What you are asked to do >>
Report, word for word, every line of the material that contains "JSON".

Available data >>

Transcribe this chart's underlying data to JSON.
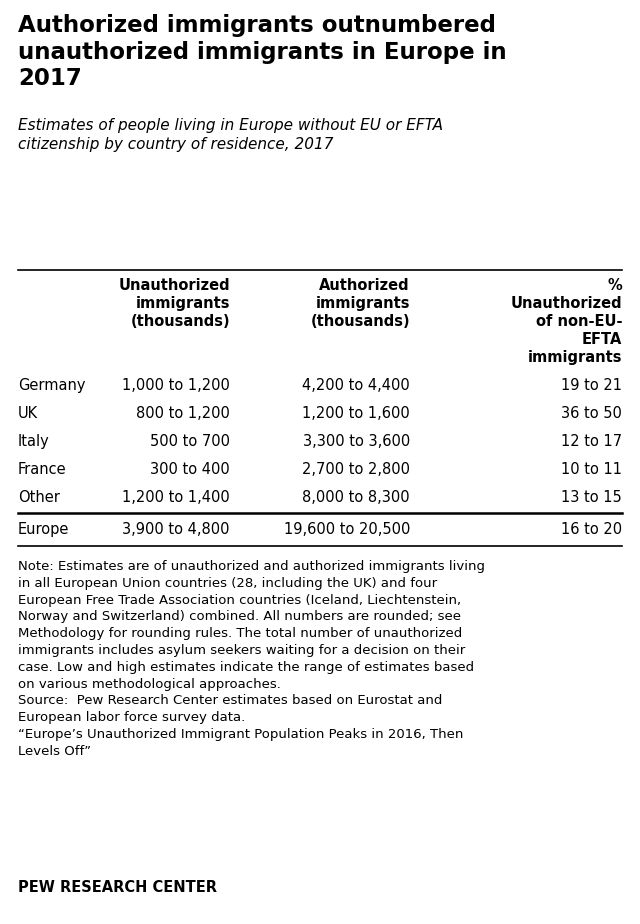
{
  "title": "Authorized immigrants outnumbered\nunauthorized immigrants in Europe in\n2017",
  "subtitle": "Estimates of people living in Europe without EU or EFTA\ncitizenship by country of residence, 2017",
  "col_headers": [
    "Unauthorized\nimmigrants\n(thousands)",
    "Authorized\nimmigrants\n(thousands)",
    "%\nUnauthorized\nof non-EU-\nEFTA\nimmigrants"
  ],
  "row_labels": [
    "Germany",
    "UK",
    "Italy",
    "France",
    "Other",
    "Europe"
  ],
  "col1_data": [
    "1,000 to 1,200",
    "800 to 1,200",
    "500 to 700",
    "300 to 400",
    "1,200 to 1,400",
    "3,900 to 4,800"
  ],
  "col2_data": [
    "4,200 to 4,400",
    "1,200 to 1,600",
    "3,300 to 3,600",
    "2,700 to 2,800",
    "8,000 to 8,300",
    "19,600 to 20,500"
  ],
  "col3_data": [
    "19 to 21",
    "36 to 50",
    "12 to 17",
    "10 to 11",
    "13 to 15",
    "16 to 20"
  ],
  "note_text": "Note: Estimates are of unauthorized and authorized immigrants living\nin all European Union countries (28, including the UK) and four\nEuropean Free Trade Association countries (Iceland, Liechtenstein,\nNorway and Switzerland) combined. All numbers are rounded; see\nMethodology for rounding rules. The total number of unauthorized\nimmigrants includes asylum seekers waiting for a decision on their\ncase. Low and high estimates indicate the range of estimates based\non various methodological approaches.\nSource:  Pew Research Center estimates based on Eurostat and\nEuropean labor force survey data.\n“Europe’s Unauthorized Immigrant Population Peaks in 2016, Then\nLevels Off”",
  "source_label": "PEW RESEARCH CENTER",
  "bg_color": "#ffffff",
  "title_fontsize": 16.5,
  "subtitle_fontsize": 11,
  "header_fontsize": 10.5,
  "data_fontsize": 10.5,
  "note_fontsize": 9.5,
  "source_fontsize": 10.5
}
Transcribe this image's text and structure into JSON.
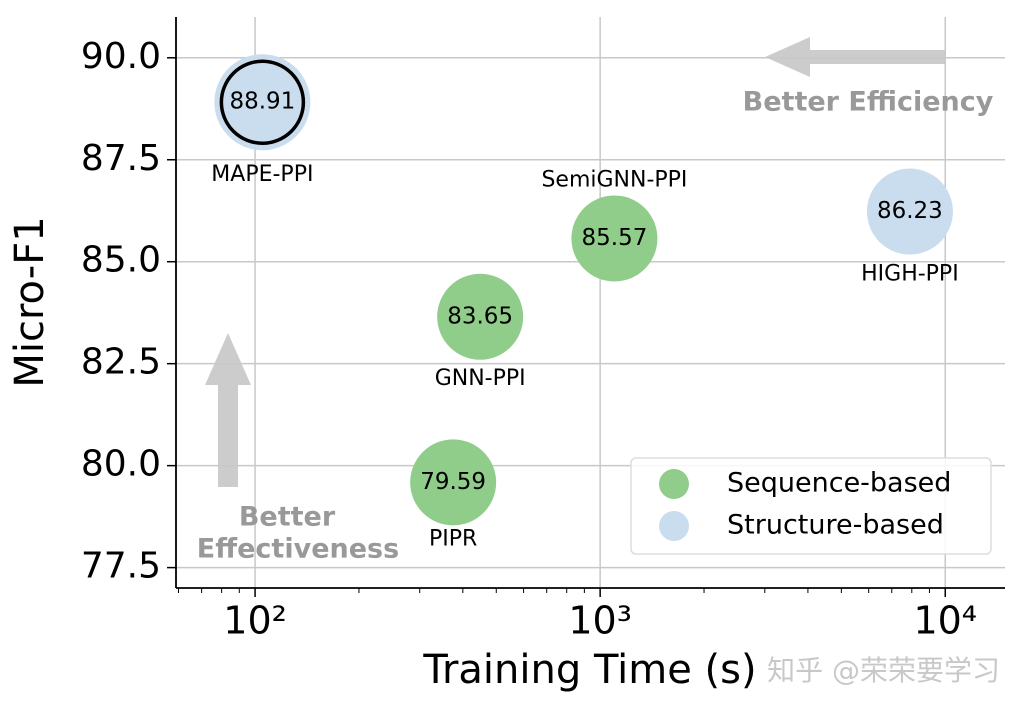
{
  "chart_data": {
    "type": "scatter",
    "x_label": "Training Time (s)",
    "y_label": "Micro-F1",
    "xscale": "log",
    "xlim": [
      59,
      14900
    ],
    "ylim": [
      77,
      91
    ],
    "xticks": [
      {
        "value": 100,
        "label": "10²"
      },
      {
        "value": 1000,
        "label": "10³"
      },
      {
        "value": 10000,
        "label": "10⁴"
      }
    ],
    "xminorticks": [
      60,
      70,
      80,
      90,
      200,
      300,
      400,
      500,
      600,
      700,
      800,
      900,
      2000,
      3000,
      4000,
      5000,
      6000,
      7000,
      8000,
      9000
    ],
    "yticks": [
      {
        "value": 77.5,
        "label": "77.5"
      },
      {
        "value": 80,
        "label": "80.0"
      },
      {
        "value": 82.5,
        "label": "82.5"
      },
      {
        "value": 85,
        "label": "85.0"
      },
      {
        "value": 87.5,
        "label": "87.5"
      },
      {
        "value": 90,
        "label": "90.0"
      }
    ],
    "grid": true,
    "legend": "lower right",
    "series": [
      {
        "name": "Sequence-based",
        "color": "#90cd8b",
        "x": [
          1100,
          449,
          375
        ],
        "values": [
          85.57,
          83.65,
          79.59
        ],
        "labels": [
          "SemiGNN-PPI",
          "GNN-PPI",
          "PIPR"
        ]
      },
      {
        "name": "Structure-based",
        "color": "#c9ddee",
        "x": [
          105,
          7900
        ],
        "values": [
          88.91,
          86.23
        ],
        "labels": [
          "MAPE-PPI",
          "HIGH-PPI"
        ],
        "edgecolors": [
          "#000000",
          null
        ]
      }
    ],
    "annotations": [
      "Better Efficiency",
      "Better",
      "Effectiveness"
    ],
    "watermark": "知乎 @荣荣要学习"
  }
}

Response to this exercise >>
Transcribe this chart's underlying data to JSON.
Transcribe this image's text and structure into JSON.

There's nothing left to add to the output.